■ Challenge
Repeat the listing in full. Nothing may be added or left out.

■ Material for the task
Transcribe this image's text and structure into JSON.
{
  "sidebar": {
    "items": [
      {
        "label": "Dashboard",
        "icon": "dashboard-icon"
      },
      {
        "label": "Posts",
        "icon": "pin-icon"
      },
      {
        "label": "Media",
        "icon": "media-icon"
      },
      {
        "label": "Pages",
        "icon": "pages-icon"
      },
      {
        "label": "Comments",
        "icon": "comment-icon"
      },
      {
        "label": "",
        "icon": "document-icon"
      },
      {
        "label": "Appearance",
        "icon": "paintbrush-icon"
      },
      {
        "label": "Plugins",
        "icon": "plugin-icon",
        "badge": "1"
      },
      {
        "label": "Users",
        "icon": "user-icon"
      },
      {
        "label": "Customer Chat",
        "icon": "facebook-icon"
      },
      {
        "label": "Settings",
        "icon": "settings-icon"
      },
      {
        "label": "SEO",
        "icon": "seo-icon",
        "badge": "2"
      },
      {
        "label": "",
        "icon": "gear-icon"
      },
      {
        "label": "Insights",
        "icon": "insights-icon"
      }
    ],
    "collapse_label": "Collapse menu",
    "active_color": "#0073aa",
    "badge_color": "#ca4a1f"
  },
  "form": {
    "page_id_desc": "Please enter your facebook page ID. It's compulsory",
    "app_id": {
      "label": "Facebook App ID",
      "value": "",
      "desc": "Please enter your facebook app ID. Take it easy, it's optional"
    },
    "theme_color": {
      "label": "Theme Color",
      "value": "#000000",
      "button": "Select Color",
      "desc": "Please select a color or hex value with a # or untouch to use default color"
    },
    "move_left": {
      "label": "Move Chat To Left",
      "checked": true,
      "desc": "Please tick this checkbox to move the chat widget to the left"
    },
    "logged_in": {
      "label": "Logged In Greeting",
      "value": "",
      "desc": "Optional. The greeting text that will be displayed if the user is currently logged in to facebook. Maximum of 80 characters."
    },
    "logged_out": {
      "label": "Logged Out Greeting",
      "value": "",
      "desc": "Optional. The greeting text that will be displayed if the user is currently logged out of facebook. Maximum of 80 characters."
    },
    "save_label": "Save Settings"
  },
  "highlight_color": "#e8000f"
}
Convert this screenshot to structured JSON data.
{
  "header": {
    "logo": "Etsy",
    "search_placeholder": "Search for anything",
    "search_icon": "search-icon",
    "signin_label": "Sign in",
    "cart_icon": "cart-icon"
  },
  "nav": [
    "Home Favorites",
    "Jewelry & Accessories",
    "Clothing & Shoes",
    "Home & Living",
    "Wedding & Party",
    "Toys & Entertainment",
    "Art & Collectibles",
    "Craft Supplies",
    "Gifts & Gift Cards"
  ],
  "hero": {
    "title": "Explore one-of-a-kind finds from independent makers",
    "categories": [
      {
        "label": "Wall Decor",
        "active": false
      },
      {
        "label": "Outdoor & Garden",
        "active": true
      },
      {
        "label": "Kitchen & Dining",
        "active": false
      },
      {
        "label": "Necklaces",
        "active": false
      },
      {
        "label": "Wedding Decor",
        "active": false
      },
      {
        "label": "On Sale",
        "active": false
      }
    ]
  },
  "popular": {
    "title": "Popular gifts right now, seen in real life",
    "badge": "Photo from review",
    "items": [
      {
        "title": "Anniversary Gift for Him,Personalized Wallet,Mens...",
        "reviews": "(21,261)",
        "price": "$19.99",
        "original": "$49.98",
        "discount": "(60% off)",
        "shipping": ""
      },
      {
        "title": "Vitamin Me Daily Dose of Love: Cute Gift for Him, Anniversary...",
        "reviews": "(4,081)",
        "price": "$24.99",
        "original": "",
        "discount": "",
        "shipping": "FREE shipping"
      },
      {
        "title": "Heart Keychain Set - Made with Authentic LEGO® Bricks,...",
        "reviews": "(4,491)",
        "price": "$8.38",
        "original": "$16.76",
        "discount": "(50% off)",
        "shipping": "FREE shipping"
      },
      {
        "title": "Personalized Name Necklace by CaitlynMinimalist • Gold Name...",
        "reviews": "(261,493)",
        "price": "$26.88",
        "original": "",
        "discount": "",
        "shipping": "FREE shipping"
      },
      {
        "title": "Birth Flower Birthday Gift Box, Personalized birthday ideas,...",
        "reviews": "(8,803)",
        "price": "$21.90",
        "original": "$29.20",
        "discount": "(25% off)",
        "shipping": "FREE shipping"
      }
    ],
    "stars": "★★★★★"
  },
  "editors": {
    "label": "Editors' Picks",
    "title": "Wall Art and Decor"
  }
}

■ Result of this task
Transcribe this image's text and structure into JSON.
{
  "sidebar": {
    "items": [
      {
        "label": "Dashboard",
        "icon": "dashboard-icon"
      },
      {
        "label": "Posts",
        "icon": "pin-icon"
      },
      {
        "label": "Media",
        "icon": "media-icon"
      },
      {
        "label": "Pages",
        "icon": "pages-icon"
      },
      {
        "label": "Comments",
        "icon": "comment-icon"
      },
      {
        "label": "",
        "icon": "document-icon"
      },
      {
        "label": "Appearance",
        "icon": "paintbrush-icon"
      },
      {
        "label": "Plugins",
        "icon": "plugin-icon",
        "badge": "1"
      },
      {
        "label": "Users",
        "icon": "user-icon"
      },
      {
        "label": "Customer Chat",
        "icon": "facebook-icon"
      },
      {
        "label": "Settings",
        "icon": "settings-icon"
      },
      {
        "label": "SEO",
        "icon": "seo-icon",
        "badge": "2"
      },
      {
        "label": "",
        "icon": "gear-icon"
      },
      {
        "label": "Insights",
        "icon": "insights-icon"
      }
    ],
    "collapse_label": "Collapse menu",
    "active_color": "#0073aa",
    "badge_color": "#ca4a1f"
  },
  "form": {
    "page_id_desc": "Please enter your facebook page ID. It's compulsory",
    "app_id": {
      "label": "Facebook App ID",
      "value": "",
      "desc": "Please enter your facebook app ID. Take it easy, it's optional"
    },
    "theme_color": {
      "label": "Theme Color",
      "value": "#000000",
      "button": "Select Color",
      "desc": "Please select a color or hex value with a # or untouch to use default color"
    },
    "move_left": {
      "label": "Move Chat To Left",
      "checked": true,
      "desc": "Please tick this checkbox to move the chat widget to the left"
    },
    "logged_in": {
      "label": "Logged In Greeting",
      "value": "",
      "desc": "Optional. The greeting text that will be displayed if the user is currently logged in to facebook. Maximum of 80 characters."
    },
    "logged_out": {
      "label": "Logged Out Greeting",
      "value": "",
      "desc": "Optional. The greeting text that will be displayed if the user is currently logged out of facebook. Maximum of 80 characters."
    },
    "save_label": "Save Settings"
  },
  "highlight_color": "#e8000f"
}
Convert this screenshot to structured JSON data.
{
  "header": {
    "logo": "Etsy",
    "search_placeholder": "Search for anything",
    "search_icon": "search-icon",
    "signin_label": "Sign in",
    "cart_icon": "cart-icon"
  },
  "nav": [
    "Home Favorites",
    "Jewelry & Accessories",
    "Clothing & Shoes",
    "Home & Living",
    "Wedding & Party",
    "Toys & Entertainment",
    "Art & Collectibles",
    "Craft Supplies",
    "Gifts & Gift Cards"
  ],
  "hero": {
    "title": "Explore one-of-a-kind finds from independent makers",
    "categories": [
      {
        "label": "Wall Decor",
        "active": false
      },
      {
        "label": "Outdoor & Garden",
        "active": true
      },
      {
        "label": "Kitchen & Dining",
        "active": false
      },
      {
        "label": "Necklaces",
        "active": false
      },
      {
        "label": "Wedding Decor",
        "active": false
      },
      {
        "label": "On Sale",
        "active": false
      }
    ]
  },
  "popular": {
    "title": "Popular gifts right now, seen in real life",
    "badge": "Photo from review",
    "items": [
      {
        "title": "Anniversary Gift for Him,Personalized Wallet,Mens...",
        "reviews": "(21,261)",
        "price": "$19.99",
        "original": "$49.98",
        "discount": "(60% off)",
        "shipping": ""
      },
      {
        "title": "Vitamin Me Daily Dose of Love: Cute Gift for Him, Anniversary...",
        "reviews": "(4,081)",
        "price": "$24.99",
        "original": "",
        "discount": "",
        "shipping": "FREE shipping"
      },
      {
        "title": "Heart Keychain Set - Made with Authentic LEGO® Bricks,...",
        "reviews": "(4,491)",
        "price": "$8.38",
        "original": "$16.76",
        "discount": "(50% off)",
        "shipping": "FREE shipping"
      },
      {
        "title": "Personalized Name Necklace by CaitlynMinimalist • Gold Name...",
        "reviews": "(261,493)",
        "price": "$26.88",
        "original": "",
        "discount": "",
        "shipping": "FREE shipping"
      },
      {
        "title": "Birth Flower Birthday Gift Box, Personalized birthday ideas,...",
        "reviews": "(8,803)",
        "price": "$21.90",
        "original": "$29.20",
        "discount": "(25% off)",
        "shipping": "FREE shipping"
      }
    ],
    "stars": "★★★★★"
  },
  "editors": {
    "label": "Editors' Picks",
    "title": "Wall Art and Decor"
  }
}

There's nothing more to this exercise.